Goal:
Your task is to copy each line that has the word "title".

— START OF Material for this task —

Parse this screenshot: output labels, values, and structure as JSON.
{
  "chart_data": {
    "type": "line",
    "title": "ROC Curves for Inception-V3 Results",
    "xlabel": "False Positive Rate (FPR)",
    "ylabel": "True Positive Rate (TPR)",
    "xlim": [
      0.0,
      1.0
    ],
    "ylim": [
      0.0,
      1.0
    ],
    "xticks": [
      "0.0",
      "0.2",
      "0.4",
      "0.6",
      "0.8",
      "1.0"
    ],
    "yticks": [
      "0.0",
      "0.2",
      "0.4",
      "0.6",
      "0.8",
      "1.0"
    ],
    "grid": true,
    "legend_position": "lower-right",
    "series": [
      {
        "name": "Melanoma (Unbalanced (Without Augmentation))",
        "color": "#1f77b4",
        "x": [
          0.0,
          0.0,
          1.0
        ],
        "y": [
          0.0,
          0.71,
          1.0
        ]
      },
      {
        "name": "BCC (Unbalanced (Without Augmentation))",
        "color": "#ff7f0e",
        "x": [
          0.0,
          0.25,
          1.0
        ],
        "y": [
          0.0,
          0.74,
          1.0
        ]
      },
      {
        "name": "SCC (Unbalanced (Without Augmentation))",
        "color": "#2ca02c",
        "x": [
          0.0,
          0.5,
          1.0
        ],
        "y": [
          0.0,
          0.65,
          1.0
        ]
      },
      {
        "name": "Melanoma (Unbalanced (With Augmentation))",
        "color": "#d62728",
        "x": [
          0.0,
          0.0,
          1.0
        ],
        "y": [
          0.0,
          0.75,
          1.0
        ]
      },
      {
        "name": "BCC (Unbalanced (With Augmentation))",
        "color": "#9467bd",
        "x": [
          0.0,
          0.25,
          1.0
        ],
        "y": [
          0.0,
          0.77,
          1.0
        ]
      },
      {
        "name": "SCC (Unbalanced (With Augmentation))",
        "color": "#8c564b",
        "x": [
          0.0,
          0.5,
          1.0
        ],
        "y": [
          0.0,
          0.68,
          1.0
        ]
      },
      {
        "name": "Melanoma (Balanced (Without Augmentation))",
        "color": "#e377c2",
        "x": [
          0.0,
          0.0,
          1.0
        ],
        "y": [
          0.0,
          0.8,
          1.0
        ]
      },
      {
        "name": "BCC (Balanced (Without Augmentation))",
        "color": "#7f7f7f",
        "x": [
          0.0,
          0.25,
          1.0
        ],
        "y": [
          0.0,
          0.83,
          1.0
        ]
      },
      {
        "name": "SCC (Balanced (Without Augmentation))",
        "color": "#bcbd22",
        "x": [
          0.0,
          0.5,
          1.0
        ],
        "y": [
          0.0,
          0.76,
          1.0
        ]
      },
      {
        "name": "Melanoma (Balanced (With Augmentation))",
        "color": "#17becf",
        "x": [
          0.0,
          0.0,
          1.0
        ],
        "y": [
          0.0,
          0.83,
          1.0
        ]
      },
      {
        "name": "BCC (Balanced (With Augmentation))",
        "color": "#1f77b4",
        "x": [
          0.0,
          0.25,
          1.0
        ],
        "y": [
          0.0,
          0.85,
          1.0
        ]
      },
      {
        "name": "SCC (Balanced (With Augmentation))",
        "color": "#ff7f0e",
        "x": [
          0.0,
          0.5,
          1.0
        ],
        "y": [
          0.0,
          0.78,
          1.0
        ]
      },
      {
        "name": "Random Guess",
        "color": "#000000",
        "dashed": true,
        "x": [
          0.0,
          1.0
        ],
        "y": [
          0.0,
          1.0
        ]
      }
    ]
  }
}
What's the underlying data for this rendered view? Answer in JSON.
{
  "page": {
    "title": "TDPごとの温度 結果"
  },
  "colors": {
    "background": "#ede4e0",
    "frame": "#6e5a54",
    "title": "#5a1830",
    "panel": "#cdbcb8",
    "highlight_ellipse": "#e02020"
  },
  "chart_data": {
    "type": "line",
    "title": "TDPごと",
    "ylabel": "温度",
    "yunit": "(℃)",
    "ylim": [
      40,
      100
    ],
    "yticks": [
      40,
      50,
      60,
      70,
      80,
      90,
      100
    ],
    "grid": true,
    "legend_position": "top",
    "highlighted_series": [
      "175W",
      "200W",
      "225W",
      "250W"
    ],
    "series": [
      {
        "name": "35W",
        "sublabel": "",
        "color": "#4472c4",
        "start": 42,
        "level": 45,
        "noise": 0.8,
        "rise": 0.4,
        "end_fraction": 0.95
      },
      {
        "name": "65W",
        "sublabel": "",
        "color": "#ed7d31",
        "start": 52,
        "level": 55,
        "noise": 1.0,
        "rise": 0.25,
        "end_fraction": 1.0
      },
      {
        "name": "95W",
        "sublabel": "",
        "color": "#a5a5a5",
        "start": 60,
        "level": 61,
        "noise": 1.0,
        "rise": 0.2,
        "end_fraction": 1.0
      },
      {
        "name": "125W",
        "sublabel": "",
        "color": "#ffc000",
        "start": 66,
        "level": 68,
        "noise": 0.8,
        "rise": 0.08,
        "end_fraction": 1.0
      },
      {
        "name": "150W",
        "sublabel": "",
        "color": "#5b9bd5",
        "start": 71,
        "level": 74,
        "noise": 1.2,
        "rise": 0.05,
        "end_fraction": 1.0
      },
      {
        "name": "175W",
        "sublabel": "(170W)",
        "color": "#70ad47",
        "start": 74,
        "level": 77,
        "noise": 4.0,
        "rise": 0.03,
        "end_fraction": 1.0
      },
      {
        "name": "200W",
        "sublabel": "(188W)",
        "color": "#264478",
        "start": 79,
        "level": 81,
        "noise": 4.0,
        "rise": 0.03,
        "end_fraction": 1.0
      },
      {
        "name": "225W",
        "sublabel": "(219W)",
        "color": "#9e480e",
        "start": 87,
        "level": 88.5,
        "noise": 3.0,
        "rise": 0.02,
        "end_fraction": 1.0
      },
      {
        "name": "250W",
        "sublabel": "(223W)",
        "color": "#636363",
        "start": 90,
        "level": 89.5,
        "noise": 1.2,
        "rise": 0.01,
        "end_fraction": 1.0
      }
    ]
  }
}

— END OF Material for this task —

Exercise result:
    "title": "ROC Curves for Inception-V3 Results",
    "title": "TDPごとの温度 結果"
    "title": "#5a1830",
    "title": "TDPごと",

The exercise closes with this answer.